• **Your objective**
Take every line from the listing below that includes "Contains" and copy it.

Records from a collection

-*-*-

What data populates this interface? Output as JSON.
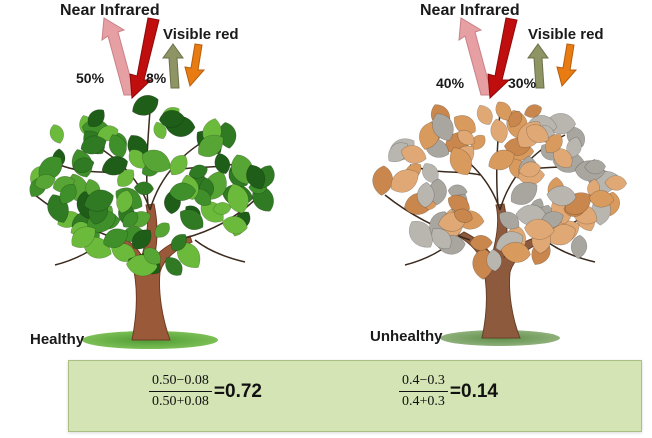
{
  "left_tree": {
    "nir_label": "Near Infrared",
    "red_label": "Visible red",
    "nir_pct": "50%",
    "red_pct": "8%",
    "status": "Healthy",
    "leaf_color": "#3f8f2a",
    "leaf_light": "#6cba3c"
  },
  "right_tree": {
    "nir_label": "Near Infrared",
    "red_label": "Visible red",
    "nir_pct": "40%",
    "red_pct": "30%",
    "status": "Unhealthy",
    "leaf_color": "#d99a5e",
    "leaf_grey": "#b9b6b0"
  },
  "formulas": {
    "left": {
      "numerator": "0.50−0.08",
      "denominator": "0.50+0.08",
      "result": "=0.72"
    },
    "right": {
      "numerator": "0.4−0.3",
      "denominator": "0.4+0.3",
      "result": "=0.14"
    }
  },
  "colors": {
    "nir_reflected": "#e6a0a4",
    "nir_incoming": "#c00d0d",
    "red_reflected": "#8e9463",
    "red_incoming": "#e87b12",
    "trunk": "#9a5a3a",
    "ground": "#6aa84f",
    "formula_bg": "#d4e4b4"
  }
}
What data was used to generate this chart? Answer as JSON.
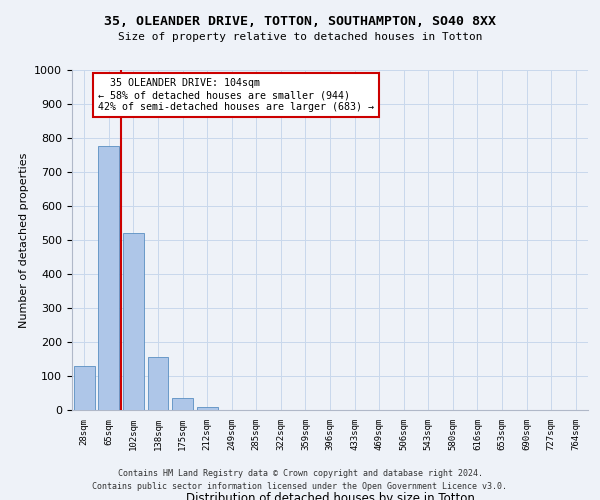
{
  "title_line1": "35, OLEANDER DRIVE, TOTTON, SOUTHAMPTON, SO40 8XX",
  "title_line2": "Size of property relative to detached houses in Totton",
  "xlabel": "Distribution of detached houses by size in Totton",
  "ylabel": "Number of detached properties",
  "categories": [
    "28sqm",
    "65sqm",
    "102sqm",
    "138sqm",
    "175sqm",
    "212sqm",
    "249sqm",
    "285sqm",
    "322sqm",
    "359sqm",
    "396sqm",
    "433sqm",
    "469sqm",
    "506sqm",
    "543sqm",
    "580sqm",
    "616sqm",
    "653sqm",
    "690sqm",
    "727sqm",
    "764sqm"
  ],
  "bar_values": [
    130,
    775,
    520,
    155,
    35,
    10,
    0,
    0,
    0,
    0,
    0,
    0,
    0,
    0,
    0,
    0,
    0,
    0,
    0,
    0,
    0
  ],
  "bar_color": "#aec6e8",
  "bar_edge_color": "#5a8fc2",
  "vline_color": "#cc0000",
  "annotation_text": "  35 OLEANDER DRIVE: 104sqm\n← 58% of detached houses are smaller (944)\n42% of semi-detached houses are larger (683) →",
  "annotation_box_color": "#ffffff",
  "annotation_box_edge": "#cc0000",
  "ylim": [
    0,
    1000
  ],
  "yticks": [
    0,
    100,
    200,
    300,
    400,
    500,
    600,
    700,
    800,
    900,
    1000
  ],
  "grid_color": "#c8d8ec",
  "footer_line1": "Contains HM Land Registry data © Crown copyright and database right 2024.",
  "footer_line2": "Contains public sector information licensed under the Open Government Licence v3.0.",
  "bg_color": "#eef2f8"
}
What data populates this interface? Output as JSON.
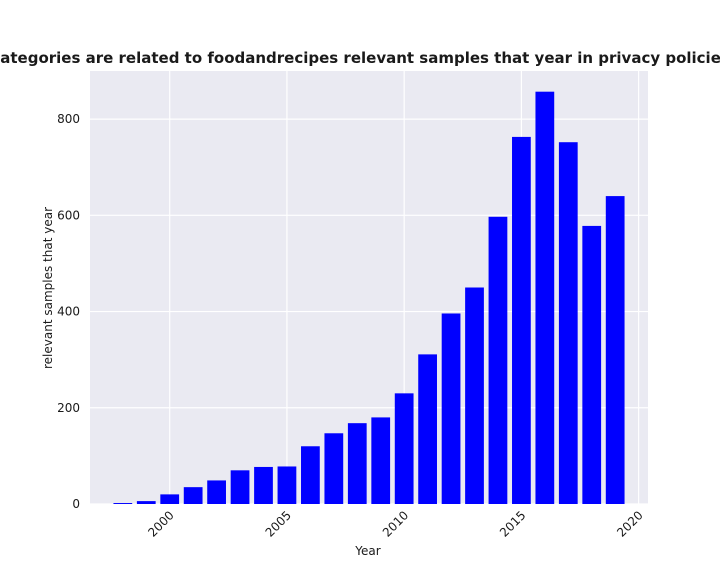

-*-*-

• **Complete answer**
  "footer_line1": "Contains HM Land Registry data © Crown copyright and database right 2024.",
  "footer_line2": "Contains public sector information licensed under the Open Government Licence v3.0.",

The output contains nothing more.